>> begin SUPPLIED DATA

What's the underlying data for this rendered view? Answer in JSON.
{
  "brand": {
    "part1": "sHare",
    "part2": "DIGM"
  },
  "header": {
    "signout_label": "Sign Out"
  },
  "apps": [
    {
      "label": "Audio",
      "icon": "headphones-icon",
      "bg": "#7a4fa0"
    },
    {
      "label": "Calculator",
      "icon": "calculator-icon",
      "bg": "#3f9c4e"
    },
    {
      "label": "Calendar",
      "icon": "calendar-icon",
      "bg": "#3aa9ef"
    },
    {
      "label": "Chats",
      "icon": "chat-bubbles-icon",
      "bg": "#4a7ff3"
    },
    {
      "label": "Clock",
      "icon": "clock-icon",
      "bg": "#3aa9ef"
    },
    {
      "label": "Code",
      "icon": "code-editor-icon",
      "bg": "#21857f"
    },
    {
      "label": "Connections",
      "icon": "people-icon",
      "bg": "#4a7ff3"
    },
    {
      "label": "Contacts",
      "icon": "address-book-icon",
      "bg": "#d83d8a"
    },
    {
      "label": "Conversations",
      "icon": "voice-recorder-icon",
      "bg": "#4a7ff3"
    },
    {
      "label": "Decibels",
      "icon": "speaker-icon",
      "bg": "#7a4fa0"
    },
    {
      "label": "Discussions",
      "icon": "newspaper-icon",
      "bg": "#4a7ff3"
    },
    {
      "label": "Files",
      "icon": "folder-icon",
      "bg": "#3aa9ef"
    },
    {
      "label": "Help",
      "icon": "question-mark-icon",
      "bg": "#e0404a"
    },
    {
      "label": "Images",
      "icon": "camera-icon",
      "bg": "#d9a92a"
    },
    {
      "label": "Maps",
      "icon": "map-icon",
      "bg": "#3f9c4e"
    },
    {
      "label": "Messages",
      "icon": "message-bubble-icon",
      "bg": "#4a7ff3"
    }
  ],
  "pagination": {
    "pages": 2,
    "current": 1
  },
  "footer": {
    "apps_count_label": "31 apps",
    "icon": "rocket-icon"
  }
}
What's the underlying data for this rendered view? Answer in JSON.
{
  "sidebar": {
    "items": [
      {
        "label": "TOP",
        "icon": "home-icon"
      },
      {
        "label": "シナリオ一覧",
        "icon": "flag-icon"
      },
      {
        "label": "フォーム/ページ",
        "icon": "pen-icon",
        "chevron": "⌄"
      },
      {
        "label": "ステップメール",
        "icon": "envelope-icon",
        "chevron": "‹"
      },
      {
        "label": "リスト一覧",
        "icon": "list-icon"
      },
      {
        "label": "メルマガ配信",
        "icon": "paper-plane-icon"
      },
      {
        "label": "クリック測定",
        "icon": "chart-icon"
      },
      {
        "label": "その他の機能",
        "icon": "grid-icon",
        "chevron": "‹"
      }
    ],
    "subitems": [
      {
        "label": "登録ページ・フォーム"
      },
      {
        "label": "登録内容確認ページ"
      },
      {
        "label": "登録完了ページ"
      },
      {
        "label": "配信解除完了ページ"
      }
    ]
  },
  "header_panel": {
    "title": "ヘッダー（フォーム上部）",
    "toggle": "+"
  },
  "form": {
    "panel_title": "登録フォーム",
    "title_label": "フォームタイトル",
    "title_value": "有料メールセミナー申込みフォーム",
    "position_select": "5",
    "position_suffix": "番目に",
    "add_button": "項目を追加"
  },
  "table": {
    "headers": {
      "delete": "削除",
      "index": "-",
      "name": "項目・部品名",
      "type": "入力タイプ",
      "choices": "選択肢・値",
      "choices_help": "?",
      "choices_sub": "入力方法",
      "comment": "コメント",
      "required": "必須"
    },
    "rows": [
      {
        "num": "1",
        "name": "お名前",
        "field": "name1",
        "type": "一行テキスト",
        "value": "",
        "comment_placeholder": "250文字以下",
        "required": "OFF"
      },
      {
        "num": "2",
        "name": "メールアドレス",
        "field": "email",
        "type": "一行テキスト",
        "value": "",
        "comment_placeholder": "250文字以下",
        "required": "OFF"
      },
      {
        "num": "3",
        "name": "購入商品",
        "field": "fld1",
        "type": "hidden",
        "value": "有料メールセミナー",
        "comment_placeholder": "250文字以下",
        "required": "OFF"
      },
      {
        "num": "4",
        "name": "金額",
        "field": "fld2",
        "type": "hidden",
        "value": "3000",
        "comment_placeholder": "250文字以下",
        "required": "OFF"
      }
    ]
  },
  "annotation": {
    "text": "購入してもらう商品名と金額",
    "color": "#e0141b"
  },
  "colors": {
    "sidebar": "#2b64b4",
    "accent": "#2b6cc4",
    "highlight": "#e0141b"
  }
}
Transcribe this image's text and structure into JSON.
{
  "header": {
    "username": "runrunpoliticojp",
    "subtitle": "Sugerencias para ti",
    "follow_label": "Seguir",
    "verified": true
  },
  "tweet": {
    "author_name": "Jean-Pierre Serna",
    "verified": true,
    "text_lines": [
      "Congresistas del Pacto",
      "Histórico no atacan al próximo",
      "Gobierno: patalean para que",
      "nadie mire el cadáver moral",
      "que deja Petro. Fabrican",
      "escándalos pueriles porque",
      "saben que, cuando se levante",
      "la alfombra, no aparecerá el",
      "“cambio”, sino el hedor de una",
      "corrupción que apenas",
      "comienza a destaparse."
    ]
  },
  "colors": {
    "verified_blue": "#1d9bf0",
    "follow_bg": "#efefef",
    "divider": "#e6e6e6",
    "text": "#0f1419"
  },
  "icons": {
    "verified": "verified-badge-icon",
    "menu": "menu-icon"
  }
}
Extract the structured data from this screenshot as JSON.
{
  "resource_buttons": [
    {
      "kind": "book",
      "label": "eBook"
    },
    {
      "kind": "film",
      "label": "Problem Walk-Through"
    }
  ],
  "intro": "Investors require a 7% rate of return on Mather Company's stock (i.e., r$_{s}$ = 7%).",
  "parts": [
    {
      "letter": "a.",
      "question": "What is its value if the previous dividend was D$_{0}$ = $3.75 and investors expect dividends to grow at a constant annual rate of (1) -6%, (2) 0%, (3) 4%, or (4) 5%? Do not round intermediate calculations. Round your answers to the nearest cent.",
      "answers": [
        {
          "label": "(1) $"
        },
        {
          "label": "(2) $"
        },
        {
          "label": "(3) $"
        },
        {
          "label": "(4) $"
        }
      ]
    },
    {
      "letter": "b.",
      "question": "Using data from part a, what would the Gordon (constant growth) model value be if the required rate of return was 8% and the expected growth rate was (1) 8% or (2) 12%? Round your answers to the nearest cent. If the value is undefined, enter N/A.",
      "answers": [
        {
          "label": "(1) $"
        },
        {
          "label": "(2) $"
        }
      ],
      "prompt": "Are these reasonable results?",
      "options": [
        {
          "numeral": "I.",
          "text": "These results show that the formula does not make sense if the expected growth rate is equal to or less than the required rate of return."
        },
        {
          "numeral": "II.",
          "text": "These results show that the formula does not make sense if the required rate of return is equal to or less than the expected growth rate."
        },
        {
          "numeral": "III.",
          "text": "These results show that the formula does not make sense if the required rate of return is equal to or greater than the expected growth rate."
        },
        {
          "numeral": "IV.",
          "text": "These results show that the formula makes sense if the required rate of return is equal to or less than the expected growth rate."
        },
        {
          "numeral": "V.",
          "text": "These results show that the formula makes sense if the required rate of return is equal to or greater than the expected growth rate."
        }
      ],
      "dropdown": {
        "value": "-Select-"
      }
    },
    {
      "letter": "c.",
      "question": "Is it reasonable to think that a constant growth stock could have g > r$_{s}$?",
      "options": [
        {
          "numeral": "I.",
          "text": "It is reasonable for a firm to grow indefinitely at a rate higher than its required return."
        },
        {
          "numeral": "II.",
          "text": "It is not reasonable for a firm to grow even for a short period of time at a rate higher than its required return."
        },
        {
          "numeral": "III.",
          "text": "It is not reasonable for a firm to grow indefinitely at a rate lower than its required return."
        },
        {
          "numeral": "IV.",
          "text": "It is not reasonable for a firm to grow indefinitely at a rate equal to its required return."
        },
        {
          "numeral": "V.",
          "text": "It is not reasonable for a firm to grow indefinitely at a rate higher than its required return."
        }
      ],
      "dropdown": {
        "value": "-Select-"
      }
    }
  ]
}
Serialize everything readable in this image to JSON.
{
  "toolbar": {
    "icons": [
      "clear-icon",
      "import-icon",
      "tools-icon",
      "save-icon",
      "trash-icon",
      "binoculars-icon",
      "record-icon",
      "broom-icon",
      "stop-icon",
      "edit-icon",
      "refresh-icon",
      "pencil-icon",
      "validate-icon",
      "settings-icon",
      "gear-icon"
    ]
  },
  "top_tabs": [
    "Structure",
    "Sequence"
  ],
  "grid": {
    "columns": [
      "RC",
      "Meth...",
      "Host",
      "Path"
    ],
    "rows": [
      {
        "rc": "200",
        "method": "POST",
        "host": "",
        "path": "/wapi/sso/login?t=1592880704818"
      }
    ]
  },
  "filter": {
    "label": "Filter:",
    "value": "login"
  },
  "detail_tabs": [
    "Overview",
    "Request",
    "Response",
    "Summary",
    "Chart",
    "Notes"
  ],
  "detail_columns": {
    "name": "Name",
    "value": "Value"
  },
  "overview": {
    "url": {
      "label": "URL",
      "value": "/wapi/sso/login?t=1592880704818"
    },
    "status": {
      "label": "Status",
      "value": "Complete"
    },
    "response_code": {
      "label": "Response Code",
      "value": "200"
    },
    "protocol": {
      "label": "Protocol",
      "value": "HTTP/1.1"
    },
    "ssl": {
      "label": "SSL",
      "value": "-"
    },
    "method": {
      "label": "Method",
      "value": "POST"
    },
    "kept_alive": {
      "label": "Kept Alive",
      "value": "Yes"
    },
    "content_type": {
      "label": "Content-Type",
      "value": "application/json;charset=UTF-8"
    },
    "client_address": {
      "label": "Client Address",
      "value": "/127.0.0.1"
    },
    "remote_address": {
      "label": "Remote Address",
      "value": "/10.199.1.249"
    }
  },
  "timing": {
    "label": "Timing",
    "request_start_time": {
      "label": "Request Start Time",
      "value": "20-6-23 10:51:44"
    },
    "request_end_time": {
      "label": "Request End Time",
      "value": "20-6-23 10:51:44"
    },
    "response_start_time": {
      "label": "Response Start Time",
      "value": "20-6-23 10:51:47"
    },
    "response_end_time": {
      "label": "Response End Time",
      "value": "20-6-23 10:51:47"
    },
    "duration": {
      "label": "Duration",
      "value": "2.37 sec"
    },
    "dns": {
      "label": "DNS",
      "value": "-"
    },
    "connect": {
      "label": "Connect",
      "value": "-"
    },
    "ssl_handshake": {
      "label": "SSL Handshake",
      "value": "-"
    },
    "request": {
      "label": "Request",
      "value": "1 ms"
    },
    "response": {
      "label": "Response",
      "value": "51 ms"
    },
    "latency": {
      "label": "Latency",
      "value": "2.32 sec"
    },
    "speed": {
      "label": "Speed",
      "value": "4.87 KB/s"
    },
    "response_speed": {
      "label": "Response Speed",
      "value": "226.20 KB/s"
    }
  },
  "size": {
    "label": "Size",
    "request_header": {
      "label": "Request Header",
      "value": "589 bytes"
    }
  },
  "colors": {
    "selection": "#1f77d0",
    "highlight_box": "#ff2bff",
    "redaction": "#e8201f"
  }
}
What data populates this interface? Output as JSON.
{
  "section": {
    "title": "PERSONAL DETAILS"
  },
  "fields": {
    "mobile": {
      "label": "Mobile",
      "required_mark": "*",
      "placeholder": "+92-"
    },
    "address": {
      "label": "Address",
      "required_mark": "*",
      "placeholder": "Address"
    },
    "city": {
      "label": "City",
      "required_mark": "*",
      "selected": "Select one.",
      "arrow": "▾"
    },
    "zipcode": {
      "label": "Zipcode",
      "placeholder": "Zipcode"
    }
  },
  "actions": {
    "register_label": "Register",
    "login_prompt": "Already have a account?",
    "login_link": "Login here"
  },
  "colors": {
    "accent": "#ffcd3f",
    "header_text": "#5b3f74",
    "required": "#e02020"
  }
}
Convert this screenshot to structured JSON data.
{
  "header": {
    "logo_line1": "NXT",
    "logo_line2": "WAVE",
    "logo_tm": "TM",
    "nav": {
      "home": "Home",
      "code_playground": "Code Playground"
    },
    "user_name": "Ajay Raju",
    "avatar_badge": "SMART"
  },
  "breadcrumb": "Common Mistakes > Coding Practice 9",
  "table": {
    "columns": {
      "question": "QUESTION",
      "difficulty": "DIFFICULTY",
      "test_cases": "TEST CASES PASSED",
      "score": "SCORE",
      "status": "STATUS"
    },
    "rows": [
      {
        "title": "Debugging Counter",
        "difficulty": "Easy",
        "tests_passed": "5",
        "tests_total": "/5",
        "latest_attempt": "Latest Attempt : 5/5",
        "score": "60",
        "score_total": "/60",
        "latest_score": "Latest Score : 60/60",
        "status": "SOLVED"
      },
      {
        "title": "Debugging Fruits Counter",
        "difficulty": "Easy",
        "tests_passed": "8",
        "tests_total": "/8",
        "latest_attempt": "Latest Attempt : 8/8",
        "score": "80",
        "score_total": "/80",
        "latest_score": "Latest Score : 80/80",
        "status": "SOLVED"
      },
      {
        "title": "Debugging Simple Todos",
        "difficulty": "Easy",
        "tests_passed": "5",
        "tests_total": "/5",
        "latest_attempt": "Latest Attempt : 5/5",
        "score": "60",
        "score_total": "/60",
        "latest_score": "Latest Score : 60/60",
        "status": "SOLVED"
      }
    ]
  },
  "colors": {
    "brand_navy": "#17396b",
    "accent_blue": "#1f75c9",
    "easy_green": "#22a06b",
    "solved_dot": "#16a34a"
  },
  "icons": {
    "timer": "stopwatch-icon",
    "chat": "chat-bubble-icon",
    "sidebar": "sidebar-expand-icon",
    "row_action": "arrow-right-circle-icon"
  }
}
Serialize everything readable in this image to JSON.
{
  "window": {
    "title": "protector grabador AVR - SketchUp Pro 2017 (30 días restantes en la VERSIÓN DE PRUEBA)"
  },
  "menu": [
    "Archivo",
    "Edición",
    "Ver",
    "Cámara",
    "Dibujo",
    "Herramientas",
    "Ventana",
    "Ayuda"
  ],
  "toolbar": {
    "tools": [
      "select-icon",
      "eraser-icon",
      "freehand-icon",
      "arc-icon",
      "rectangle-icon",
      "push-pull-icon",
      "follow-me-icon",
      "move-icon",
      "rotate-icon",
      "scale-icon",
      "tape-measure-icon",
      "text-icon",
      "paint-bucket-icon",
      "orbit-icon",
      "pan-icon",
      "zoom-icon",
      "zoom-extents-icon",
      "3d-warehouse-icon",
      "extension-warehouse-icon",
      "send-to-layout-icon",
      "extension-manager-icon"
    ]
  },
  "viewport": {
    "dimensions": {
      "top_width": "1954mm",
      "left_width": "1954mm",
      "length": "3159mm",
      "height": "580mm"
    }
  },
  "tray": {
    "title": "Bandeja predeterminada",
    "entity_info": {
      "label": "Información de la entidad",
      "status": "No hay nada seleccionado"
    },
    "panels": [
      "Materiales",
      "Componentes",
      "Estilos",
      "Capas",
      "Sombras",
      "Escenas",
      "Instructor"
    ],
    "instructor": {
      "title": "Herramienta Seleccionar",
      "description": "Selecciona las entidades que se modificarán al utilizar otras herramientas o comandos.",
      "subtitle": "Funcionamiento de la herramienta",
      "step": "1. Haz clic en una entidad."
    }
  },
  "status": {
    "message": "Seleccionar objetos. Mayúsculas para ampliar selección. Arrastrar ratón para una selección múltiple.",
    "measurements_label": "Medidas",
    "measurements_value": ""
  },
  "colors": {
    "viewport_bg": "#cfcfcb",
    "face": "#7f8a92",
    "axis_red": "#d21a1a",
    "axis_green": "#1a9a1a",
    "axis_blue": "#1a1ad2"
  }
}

>> end SUPPLIED DATA

Exactly how many lines contain "arrow"? State the number and nothing else.

2